### DIRECTIVES
A. Summarize the forum discussion in two sentences.
B. Reproduce the part of the forum discussion that opens with the words containing "I see the same" and closes with "debugging goes well.", renaming "hang" as "freeze" wherever it occurs.

### TEXT SHOWN
_ _ _ _

I am seeing the same issue though where rebooting the host solved the issue initially but I woke up this morning to find most of the thread devices are unavailable again so it sounds like it could be the same thing you are seeing.
Update: I think I figured this out by using a Bonjour browser app on my iPhone. I'll keep an eye on the names over the next couple of days and will report back what I see.
I use an app called discovery on my phone or Mac. You can also look into how to use the avahi command line tools.
Thanks, that’s the app I found and started using. I haven’t seen any name changes yet but next time the bulbs become unavailable I’ll check and report back.
I see the same hang about once a week. I've added some debug locally to try to pin it down but it may take a bit since it occurs so rarely for me.
Thanks @roysjosh, I hope the debugging goes well.
@daveismith, I have yet to see any mDNS name changes since I started monitoring. I haven't really had much trouble though since installing 2022.10.5 and I'm not sure if that's just a coincidence or not. Since then, the only time I've had to restart my router and then subsequently the host is after I reboot the Apple TV when it's acting as the "Connected" hub. Saw this again this morning after updating it and the HomePod Minis to 16.1. I then saw this again after one of the HomePods randomly took over as the "Connected" hub an hour or so later. This was unusual for me because usually the Apple TV will stay "Connected" unless it gets rebooted so hopefully this is not some new issue popping up with 16.1.

_ _ _ _

### DATASET CONTENT
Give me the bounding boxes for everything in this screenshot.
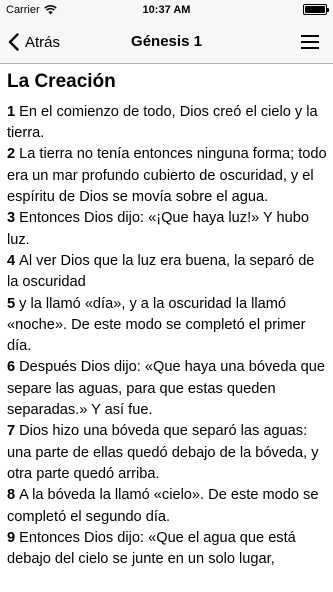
verse-text: A la bóveda la llamó «cielo». De este mo… bbox=[7, 487, 319, 525]
verse-text: Al ver Dios que la luz era buena, la sep… bbox=[7, 252, 315, 291]
status-time: 10:37 AM bbox=[142, 4, 191, 16]
status-bar: Carrier 10:37 AM bbox=[0, 0, 333, 20]
chapter-content: La Creación 1 En el comienzo de todo, Dio… bbox=[7, 64, 329, 570]
page-title: Génesis 1 bbox=[131, 33, 202, 50]
verse-text: En el comienzo de todo, Dios creó el cie… bbox=[7, 103, 318, 142]
verse-text: Después Dios dijo: «Que haya una bóveda … bbox=[7, 359, 325, 419]
verse-number: 1 bbox=[7, 103, 16, 120]
verse: 3 Entonces Dios dijo: «¡Que haya luz!» Y … bbox=[7, 208, 329, 251]
verse-number: 6 bbox=[7, 359, 16, 376]
verse-text: La tierra no tenía entonces ninguna form… bbox=[7, 146, 327, 206]
battery-icon bbox=[303, 4, 329, 15]
verse: 7 Dios hizo una bóveda que separó las agu… bbox=[7, 421, 329, 485]
verse: 2 La tierra no tenía entonces ninguna for… bbox=[7, 144, 329, 208]
verse-text: y la llamó «día», y a la oscuridad la ll… bbox=[7, 295, 306, 355]
status-right bbox=[303, 4, 329, 15]
menu-button[interactable] bbox=[301, 33, 319, 51]
verse: 1 En el comienzo de todo, Dios creó el ci… bbox=[7, 102, 329, 145]
chapter-heading: La Creación bbox=[7, 71, 116, 92]
verse: 8A la bóveda la llamó «cielo». De este m… bbox=[7, 485, 329, 528]
verse-number: 7 bbox=[7, 423, 16, 440]
verse-number: 2 bbox=[7, 146, 16, 163]
verse-number: 8 bbox=[7, 487, 16, 504]
verse-text: Entonces Dios dijo: «Que el agua que est… bbox=[7, 529, 296, 568]
hamburger-icon bbox=[301, 35, 319, 37]
verse: 5y la llamó «día», y a la oscuridad la l… bbox=[7, 294, 329, 358]
verse-text: Dios hizo una bóveda que separó las agua… bbox=[7, 423, 319, 482]
verse-number: 4 bbox=[7, 252, 16, 269]
verse-text: Entonces Dios dijo: «¡Que haya luz!» Y h… bbox=[7, 210, 310, 248]
verse-number: 9 bbox=[7, 529, 16, 546]
verse: 4 Al ver Dios que la luz era buena, la se… bbox=[7, 251, 329, 294]
verse: 6 Después Dios dijo: «Que haya una bóveda… bbox=[7, 357, 329, 421]
verse: 9 Entonces Dios dijo: «Que el agua que es… bbox=[7, 528, 329, 571]
navigation-bar: Atrás Génesis 1 bbox=[0, 20, 333, 64]
verse-number: 5 bbox=[7, 295, 16, 312]
verse-number: 3 bbox=[7, 210, 16, 227]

_ _ _ _

### ANSWERS PROVIDED
A. Several users report devices becoming unavailable or a hang recurring. One checks mDNS names with a Bonjour browser app while another adds debugging, and the last post reports no name changes and little trouble since installing 2022.10.5, apart from restarts after the Apple TV is rebooted or a HomePod takes over as the "Connected" hub.

B.
I see the same freeze about once a week. I've added some debug locally to try to pin it down but it may take a bit since it occurs so rarely for me.
Thanks @roysjosh, I hope the debugging goes well.